Records from a data collection
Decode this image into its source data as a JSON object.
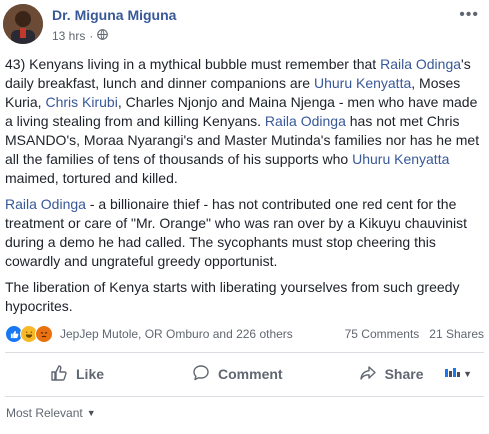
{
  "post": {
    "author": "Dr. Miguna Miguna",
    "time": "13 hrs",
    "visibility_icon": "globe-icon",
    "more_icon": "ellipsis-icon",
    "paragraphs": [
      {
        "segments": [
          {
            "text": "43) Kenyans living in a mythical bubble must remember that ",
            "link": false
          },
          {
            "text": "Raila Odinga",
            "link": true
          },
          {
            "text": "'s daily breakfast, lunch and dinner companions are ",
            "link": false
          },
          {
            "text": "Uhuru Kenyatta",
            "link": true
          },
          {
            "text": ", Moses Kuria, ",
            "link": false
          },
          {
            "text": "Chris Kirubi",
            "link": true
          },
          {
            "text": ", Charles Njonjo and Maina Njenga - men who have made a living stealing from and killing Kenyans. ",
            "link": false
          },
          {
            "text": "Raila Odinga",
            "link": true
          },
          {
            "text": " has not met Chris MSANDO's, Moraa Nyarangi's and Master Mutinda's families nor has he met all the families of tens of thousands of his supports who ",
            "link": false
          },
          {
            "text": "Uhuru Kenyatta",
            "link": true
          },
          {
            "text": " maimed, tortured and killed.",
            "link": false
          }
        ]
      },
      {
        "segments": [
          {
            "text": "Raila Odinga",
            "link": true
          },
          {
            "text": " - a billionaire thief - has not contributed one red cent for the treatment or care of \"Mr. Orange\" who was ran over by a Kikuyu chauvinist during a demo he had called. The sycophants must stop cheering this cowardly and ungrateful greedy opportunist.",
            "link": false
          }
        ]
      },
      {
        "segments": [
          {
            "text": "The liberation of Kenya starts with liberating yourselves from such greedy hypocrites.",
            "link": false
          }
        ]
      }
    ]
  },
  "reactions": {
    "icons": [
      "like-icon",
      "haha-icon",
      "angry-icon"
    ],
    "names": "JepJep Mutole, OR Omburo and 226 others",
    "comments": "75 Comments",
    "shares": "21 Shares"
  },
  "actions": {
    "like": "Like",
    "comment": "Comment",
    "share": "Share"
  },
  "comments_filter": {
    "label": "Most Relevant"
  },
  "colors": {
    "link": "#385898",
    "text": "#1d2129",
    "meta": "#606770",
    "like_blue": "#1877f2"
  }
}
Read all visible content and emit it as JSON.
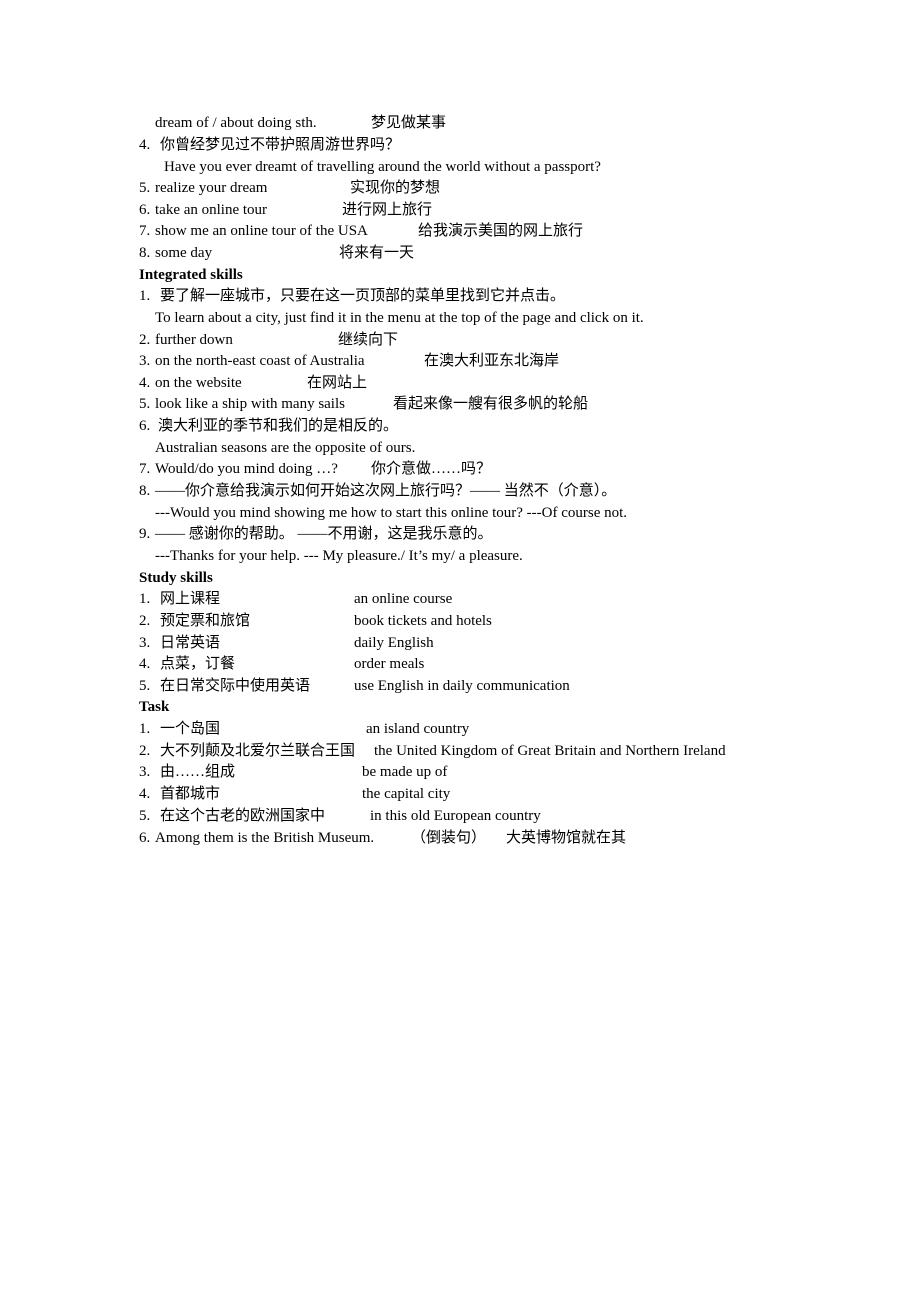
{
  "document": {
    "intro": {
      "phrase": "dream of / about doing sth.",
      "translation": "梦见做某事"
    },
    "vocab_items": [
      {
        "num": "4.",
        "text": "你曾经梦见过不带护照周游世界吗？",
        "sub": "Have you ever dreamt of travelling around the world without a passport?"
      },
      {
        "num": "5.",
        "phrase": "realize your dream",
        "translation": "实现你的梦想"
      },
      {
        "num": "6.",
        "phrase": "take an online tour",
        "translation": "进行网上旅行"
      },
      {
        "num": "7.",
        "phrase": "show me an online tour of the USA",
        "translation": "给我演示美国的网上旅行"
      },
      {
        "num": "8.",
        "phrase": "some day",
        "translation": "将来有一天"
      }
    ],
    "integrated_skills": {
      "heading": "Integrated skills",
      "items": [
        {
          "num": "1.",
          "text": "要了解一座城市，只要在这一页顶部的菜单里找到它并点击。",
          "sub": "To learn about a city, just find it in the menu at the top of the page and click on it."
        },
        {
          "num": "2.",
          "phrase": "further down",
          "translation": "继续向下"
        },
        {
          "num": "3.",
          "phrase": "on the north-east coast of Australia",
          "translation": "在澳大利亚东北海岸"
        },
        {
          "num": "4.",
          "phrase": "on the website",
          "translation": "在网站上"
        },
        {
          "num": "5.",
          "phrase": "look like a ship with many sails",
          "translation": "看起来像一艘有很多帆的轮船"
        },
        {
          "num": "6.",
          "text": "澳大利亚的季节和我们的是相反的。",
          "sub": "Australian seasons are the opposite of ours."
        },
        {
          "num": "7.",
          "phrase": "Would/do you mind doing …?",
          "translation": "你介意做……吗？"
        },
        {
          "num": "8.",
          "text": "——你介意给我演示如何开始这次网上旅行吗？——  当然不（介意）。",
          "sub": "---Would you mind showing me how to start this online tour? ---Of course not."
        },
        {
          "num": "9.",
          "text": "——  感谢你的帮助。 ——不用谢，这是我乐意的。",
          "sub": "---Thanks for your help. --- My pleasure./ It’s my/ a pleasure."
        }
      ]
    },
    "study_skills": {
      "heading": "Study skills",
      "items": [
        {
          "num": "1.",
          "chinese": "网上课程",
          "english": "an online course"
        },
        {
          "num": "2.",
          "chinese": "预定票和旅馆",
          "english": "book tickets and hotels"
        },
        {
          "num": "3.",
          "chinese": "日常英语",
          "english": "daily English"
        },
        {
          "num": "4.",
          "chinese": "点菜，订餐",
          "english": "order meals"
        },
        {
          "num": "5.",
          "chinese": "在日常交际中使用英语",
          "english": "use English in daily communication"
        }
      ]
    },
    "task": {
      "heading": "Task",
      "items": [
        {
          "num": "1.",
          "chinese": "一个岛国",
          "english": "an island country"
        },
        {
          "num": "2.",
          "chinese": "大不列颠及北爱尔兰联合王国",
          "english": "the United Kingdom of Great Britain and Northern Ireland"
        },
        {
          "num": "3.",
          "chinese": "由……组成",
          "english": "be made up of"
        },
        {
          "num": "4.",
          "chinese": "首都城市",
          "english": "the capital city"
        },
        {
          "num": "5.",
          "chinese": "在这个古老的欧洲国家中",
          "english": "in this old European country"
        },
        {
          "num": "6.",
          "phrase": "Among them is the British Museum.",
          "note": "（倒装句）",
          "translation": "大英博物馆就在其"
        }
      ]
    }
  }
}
--
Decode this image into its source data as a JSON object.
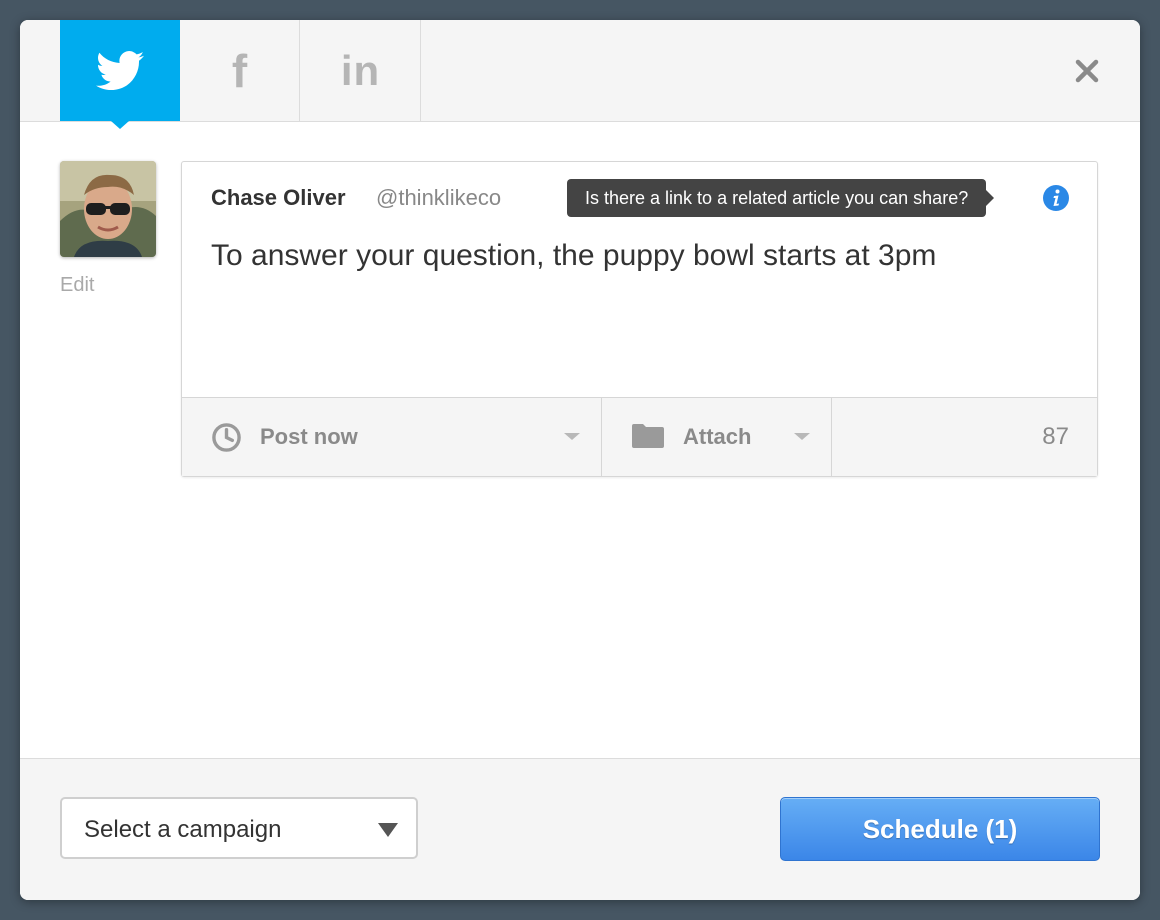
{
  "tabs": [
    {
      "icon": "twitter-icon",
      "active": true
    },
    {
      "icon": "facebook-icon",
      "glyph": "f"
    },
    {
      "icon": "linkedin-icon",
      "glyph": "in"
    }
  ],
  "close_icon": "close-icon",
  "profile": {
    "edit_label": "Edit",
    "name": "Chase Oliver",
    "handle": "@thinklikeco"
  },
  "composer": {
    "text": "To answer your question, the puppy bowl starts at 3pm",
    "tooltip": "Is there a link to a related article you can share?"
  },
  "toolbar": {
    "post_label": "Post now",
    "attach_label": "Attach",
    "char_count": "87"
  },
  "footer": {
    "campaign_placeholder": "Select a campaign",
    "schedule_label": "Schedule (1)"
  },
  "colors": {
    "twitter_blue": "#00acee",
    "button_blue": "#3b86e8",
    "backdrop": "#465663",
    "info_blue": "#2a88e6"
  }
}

• **Job**: Extract every line that has the string "living" in it.

• **Final answer**:
            "text": "43) Kenyans living in a mythical bubble must remember that ",
            "text": ", Charles Njonjo and Maina Njenga - men who have made a living stealing from and killing Kenyans. ",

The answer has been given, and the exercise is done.